Tantangan 1: Pada catatan, tulis ulang baris-baris di antara baris yang memuat "93, 850, 336]" dan baris yang memuat "642, 296, 673]", termasuk kedua baris itu. Ganti nama "legend-label" menjadi "legend-entry" dan biarkan bagian lainnya tetap sama.

Penggalan Teks:
:::::

Saya kira iya, itu ancaman yang sangat serius sepanjang belum ada kontrol yang efektif terhadap intelijen, itu kan bagian dari TNI. Yang kedua, sepanjang belum adanya upaya serius dan signifikan untuk memperbaiki struktur impunite di dalam sistem hukum nasional. Ketiga, sepanjang masyarakat tidak kritis, artinya membiarkan circle impunity dalam ketidak pahaman mereka. Masyarakat juga kadang-kadang secara sukarela menjadi alat Intelijen tadi, ngawasin tetangga atas nama RT. Satu hal yang penting yaitu kenapa kasus teror dan kerusuhan di berbagai wilayah itu tidak mampu diselesaikan, itu karena Intelijen tidak terkontrol. Kasus Nicaragua, Argentina, Chili, Panama, yang menjadi soal yaitu Intelijen di sana jauh lebih kuat dari sistem negara itu, Intelijen itu kalau terlalu kuat dia sudah menjadi negara sendiri.

:::::

Catatan yang Diberikan:
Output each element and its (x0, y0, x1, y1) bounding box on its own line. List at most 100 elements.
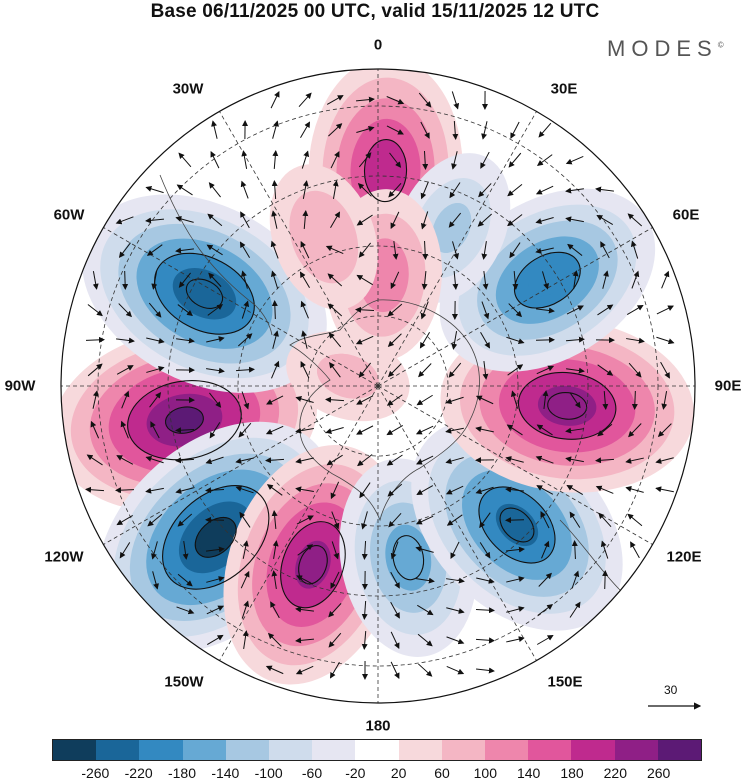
wind-arrow (115, 487, 135, 494)
wind-arrow (119, 542, 131, 559)
wind-arrow (175, 216, 194, 223)
wind-arrow (239, 241, 251, 258)
wind-arrow (208, 182, 221, 198)
wind-arrow (121, 390, 130, 409)
wind-arrow (535, 455, 554, 464)
wind-arrow (506, 424, 523, 436)
wind-arrow (241, 270, 248, 289)
wind-arrow (328, 632, 342, 648)
colorbar-tick-label: 180 (560, 765, 584, 781)
wind-arrow (326, 95, 344, 105)
colorbar-segment (398, 740, 442, 760)
wind-arrow (386, 96, 405, 105)
wind-arrow (418, 663, 433, 677)
wind-arrow (177, 304, 193, 317)
wind-arrow (210, 151, 220, 169)
wind-arrow (205, 487, 225, 494)
wind-arrow (330, 211, 341, 229)
wind-arrow (510, 121, 520, 139)
wind-arrow (536, 485, 554, 495)
wind-arrow (565, 427, 584, 434)
wind-arrow (206, 576, 225, 583)
wind-arrow (657, 423, 672, 438)
wind-arrow (330, 481, 340, 500)
wind-arrow (656, 336, 675, 345)
wind-arrow (90, 420, 100, 439)
wind-arrow (145, 185, 164, 194)
wind-arrow (325, 245, 344, 255)
wind-arrow (122, 270, 129, 290)
wind-arrow (85, 336, 105, 343)
wind-arrow (359, 482, 371, 499)
wind-arrow (240, 180, 249, 199)
wind-arrow (388, 513, 402, 528)
wind-arrow (272, 540, 279, 559)
wind-arrow (301, 150, 310, 169)
wind-arrow (569, 601, 581, 618)
wind-arrow (356, 425, 374, 435)
wind-arrow (566, 367, 585, 374)
wind-arrow (446, 636, 465, 645)
wind-arrow (357, 454, 373, 467)
wind-arrow (481, 241, 488, 260)
wind-arrow (242, 630, 249, 649)
colorbar-segment (571, 740, 615, 760)
wind-arrow (538, 122, 552, 138)
meridian-line (103, 227, 379, 387)
wind-arrow (176, 184, 193, 196)
anomaly-contour-fill (199, 521, 233, 554)
wind-arrow (235, 485, 254, 494)
colorbar-segment (182, 740, 226, 760)
wind-arrow (482, 271, 489, 290)
wind-arrow (146, 244, 163, 256)
wind-arrow (235, 457, 254, 464)
wind-arrow (239, 511, 251, 528)
wind-arrow (238, 422, 252, 438)
wind-arrow (116, 337, 135, 344)
wind-arrow (481, 301, 490, 320)
contour-layer (127, 139, 617, 609)
wind-arrow (476, 577, 495, 584)
wind-arrow (240, 570, 250, 589)
wind-arrow (602, 390, 609, 410)
wind-arrow (626, 304, 644, 315)
lon-label-150e: 150E (547, 673, 583, 691)
wind-arrow (237, 333, 253, 347)
wind-arrow (536, 365, 555, 375)
anomaly-contour-line (162, 484, 270, 590)
wind-arrow (481, 121, 488, 140)
anomaly-contour-fill (165, 406, 204, 434)
anomaly-contour-line (127, 380, 242, 461)
colorbar-ticks: -260 -220 -180 -140 -100 -60 -20 20 60 100 140 180 2… (0, 765, 750, 783)
wind-arrow (295, 486, 314, 493)
anomaly-contour-line (499, 507, 535, 543)
wind-arrow (356, 395, 374, 405)
wind-arrow (417, 633, 433, 647)
wind-arrow (505, 486, 525, 493)
wind-arrow (330, 151, 340, 169)
colorbar-segment (53, 740, 97, 760)
lon-label-60e: 60E (672, 206, 700, 224)
wind-arrow (656, 305, 674, 315)
anomaly-layer (61, 69, 694, 685)
wind-arrow (446, 577, 465, 584)
wind-arrow (415, 546, 434, 553)
wind-arrow (386, 125, 404, 135)
wind-arrow (655, 457, 674, 464)
wind-arrow (146, 337, 165, 344)
wind-arrow (211, 120, 218, 139)
wind-arrow (270, 240, 279, 259)
wind-arrow (418, 363, 432, 378)
brand-name: MODES (607, 36, 718, 61)
wind-arrow (146, 366, 165, 373)
wind-arrow (420, 211, 429, 230)
reference-vector-label: 30 (664, 683, 678, 697)
wind-arrow (507, 183, 523, 197)
wind-arrow (272, 150, 279, 170)
wind-arrow (118, 242, 131, 258)
anomaly-contour-fill (432, 203, 472, 253)
wind-arrow (209, 392, 222, 408)
wind-arrow (206, 546, 225, 553)
wind-arrow (86, 454, 103, 466)
wind-arrow (535, 185, 554, 195)
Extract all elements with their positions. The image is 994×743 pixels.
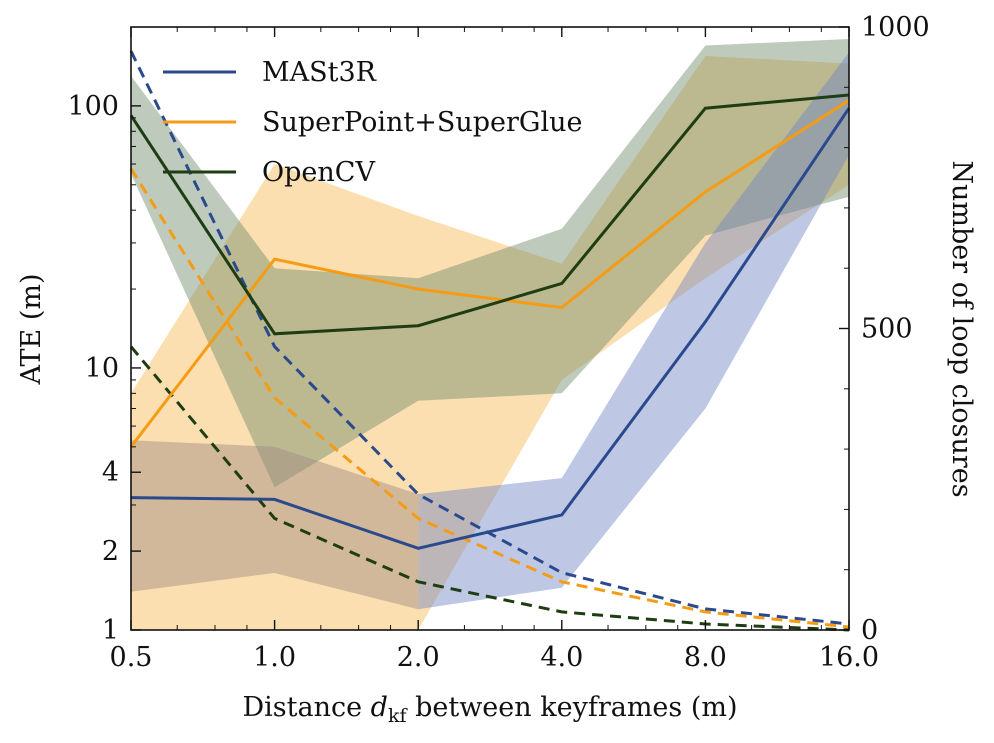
ate-line-opencv	[129, 93, 850, 336]
y-tick-label: 2	[102, 536, 119, 567]
ate-lines	[129, 93, 851, 550]
y-axis-title: ATE (m)	[16, 274, 47, 386]
y-tick-label: 100	[67, 91, 119, 122]
loop-line-opencv	[129, 345, 850, 632]
x-axis-title: Distance dkf between keyframes (m)	[242, 692, 737, 727]
legend-label: SuperPoint+SuperGlue	[262, 107, 583, 138]
y2-tick-label: 1000	[861, 12, 930, 43]
band-mast3r	[418, 52, 849, 610]
y-tick-label: 10	[85, 353, 119, 384]
y2-axis-title: Number of loop closures	[946, 160, 977, 497]
x-tick-label: 8.0	[684, 642, 727, 673]
x-tick-label: 4.0	[540, 642, 583, 673]
x-axis-title-prefix: Distance	[242, 692, 370, 723]
y2-tick-label: 0	[861, 615, 878, 646]
y-tick-label: 4	[102, 457, 119, 488]
ate-line-mast3r	[130, 107, 851, 550]
y2-tick-label: 500	[861, 314, 913, 345]
x-axis-title-var: d	[371, 692, 388, 723]
y-tick-label: 1	[102, 615, 119, 646]
legend-label: MASt3R	[262, 57, 377, 88]
x-axis-title-sub: kf	[388, 705, 409, 727]
legend: MASt3R SuperPoint+SuperGlue OpenCV	[163, 57, 583, 188]
ate-line-superpoint-superglue	[129, 99, 850, 448]
x-tick-label: 2.0	[397, 642, 440, 673]
band-mast3r-left	[131, 440, 419, 610]
x-axis-title-suffix: between keyframes (m)	[407, 692, 738, 723]
legend-label: OpenCV	[262, 157, 375, 188]
x-tick-label: 16.0	[819, 642, 879, 673]
loop-line-superpoint-superglue	[129, 167, 850, 629]
x-tick-label: 1.0	[253, 642, 296, 673]
x-tick-label: 0.5	[110, 642, 153, 673]
band-superpoint-superglue	[131, 56, 849, 630]
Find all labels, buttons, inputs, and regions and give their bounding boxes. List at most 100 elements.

:::::

Tantangan 2:
Jawablah pertanyaan berikut berdasarkan penggalan teks tentang intelijen.
(a) Menurut teks, mengapa kasus teror dan kerusuhan di berbagai wilayah tidak mampu diselesaikan?
(b) Negara mana saja yang disebut sebagai kasus?
(c) Atas nama apa masyarakat kadang-kadang mengawasi tetangga?

Jawaban Akhir 1:
ate-line-opencv	[129, 93, 850, 336]
y-tick-label: 2	[102, 536, 119, 567]
ate-lines	[129, 93, 851, 550]
y-axis-title: ATE (m)	[16, 274, 47, 386]
y-tick-label: 100	[67, 91, 119, 122]
loop-line-opencv	[129, 345, 850, 632]
x-axis-title: Distance dkf between keyframes (m)	[242, 692, 737, 727]
legend-entry: SuperPoint+SuperGlue	[262, 107, 583, 138]
y2-tick-label: 1000	[861, 12, 930, 43]
band-mast3r	[418, 52, 849, 610]
y-tick-label: 10	[85, 353, 119, 384]
y2-axis-title: Number of loop closures	[946, 160, 977, 497]
x-tick-label: 8.0	[684, 642, 727, 673]
x-tick-label: 4.0	[540, 642, 583, 673]
x-axis-title-prefix: Distance	[242, 692, 370, 723]
y2-tick-label: 0	[861, 615, 878, 646]
y-tick-label: 4	[102, 457, 119, 488]
ate-line-mast3r	[130, 107, 851, 550]
y2-tick-label: 500	[861, 314, 913, 345]
x-axis-title-var: d	[371, 692, 388, 723]
y-tick-label: 1	[102, 615, 119, 646]
legend-entry: MASt3R	[262, 57, 377, 88]
x-axis-title-sub: kf	[388, 705, 409, 727]
legend: MASt3R SuperPoint+SuperGlue OpenCV	[163, 57, 583, 188]
ate-line-superpoint-superglue	[129, 99, 850, 448]
x-tick-label: 2.0	[397, 642, 440, 673]
band-mast3r-left	[131, 440, 419, 610]
x-axis-title-suffix: between keyframes (m)	[407, 692, 738, 723]
legend-entry: OpenCV	[262, 157, 375, 188]
x-tick-label: 16.0	[819, 642, 879, 673]
loop-line-superpoint-superglue	[129, 167, 850, 629]
x-tick-label: 1.0	[253, 642, 296, 673]

Jawaban Akhir 2:
(a) Karena intelijen tidak terkontrol.
(b) Nicaragua, Argentina, Chili, dan Panama.
(c) Atas nama RT.